[Stored data entries]
>> Begin
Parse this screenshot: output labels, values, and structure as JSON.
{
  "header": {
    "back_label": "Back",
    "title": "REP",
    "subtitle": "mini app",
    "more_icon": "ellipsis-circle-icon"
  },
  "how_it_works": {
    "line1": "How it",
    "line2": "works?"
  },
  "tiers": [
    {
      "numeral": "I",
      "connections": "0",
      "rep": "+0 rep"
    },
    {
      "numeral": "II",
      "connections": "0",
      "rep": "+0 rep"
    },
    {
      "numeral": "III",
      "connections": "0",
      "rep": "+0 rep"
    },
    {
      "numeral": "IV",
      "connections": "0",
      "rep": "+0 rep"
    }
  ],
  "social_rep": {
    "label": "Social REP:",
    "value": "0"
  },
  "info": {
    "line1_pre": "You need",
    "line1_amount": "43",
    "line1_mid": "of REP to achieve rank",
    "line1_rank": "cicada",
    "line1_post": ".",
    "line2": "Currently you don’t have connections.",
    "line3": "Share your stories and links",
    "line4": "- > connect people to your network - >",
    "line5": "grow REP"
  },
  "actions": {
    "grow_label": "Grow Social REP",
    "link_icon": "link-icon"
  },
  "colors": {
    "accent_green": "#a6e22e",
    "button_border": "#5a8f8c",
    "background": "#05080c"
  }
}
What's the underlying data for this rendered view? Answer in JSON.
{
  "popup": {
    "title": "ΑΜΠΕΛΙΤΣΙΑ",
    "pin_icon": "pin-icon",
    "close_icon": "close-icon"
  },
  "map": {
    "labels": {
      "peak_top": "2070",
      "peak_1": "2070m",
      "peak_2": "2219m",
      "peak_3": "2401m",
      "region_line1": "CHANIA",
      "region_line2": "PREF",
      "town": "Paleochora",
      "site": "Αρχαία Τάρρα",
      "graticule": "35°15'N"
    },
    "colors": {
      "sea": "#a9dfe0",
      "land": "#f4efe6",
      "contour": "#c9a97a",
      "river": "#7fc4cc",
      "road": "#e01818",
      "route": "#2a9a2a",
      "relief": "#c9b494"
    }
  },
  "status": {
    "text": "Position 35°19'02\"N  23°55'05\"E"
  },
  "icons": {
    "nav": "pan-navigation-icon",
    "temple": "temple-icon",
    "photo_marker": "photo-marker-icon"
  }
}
>> End
Output the complete data exactly as written.

*Complete response*
Parse this screenshot: output labels, values, and structure as JSON.
{
  "header": {
    "back_label": "Back",
    "title": "REP",
    "subtitle": "mini app",
    "more_icon": "ellipsis-circle-icon"
  },
  "how_it_works": {
    "line1": "How it",
    "line2": "works?"
  },
  "tiers": [
    {
      "numeral": "I",
      "connections": "0",
      "rep": "+0 rep"
    },
    {
      "numeral": "II",
      "connections": "0",
      "rep": "+0 rep"
    },
    {
      "numeral": "III",
      "connections": "0",
      "rep": "+0 rep"
    },
    {
      "numeral": "IV",
      "connections": "0",
      "rep": "+0 rep"
    }
  ],
  "social_rep": {
    "label": "Social REP:",
    "value": "0"
  },
  "info": {
    "line1_pre": "You need",
    "line1_amount": "43",
    "line1_mid": "of REP to achieve rank",
    "line1_rank": "cicada",
    "line1_post": ".",
    "line2": "Currently you don’t have connections.",
    "line3": "Share your stories and links",
    "line4": "- > connect people to your network - >",
    "line5": "grow REP"
  },
  "actions": {
    "grow_label": "Grow Social REP",
    "link_icon": "link-icon"
  },
  "colors": {
    "accent_green": "#a6e22e",
    "button_border": "#5a8f8c",
    "background": "#05080c"
  }
}
What's the underlying data for this rendered view? Answer in JSON.
{
  "popup": {
    "title": "ΑΜΠΕΛΙΤΣΙΑ",
    "pin_icon": "pin-icon",
    "close_icon": "close-icon"
  },
  "map": {
    "labels": {
      "peak_top": "2070",
      "peak_1": "2070m",
      "peak_2": "2219m",
      "peak_3": "2401m",
      "region_line1": "CHANIA",
      "region_line2": "PREF",
      "town": "Paleochora",
      "site": "Αρχαία Τάρρα",
      "graticule": "35°15'N"
    },
    "colors": {
      "sea": "#a9dfe0",
      "land": "#f4efe6",
      "contour": "#c9a97a",
      "river": "#7fc4cc",
      "road": "#e01818",
      "route": "#2a9a2a",
      "relief": "#c9b494"
    }
  },
  "status": {
    "text": "Position 35°19'02\"N  23°55'05\"E"
  },
  "icons": {
    "nav": "pan-navigation-icon",
    "temple": "temple-icon",
    "photo_marker": "photo-marker-icon"
  }
}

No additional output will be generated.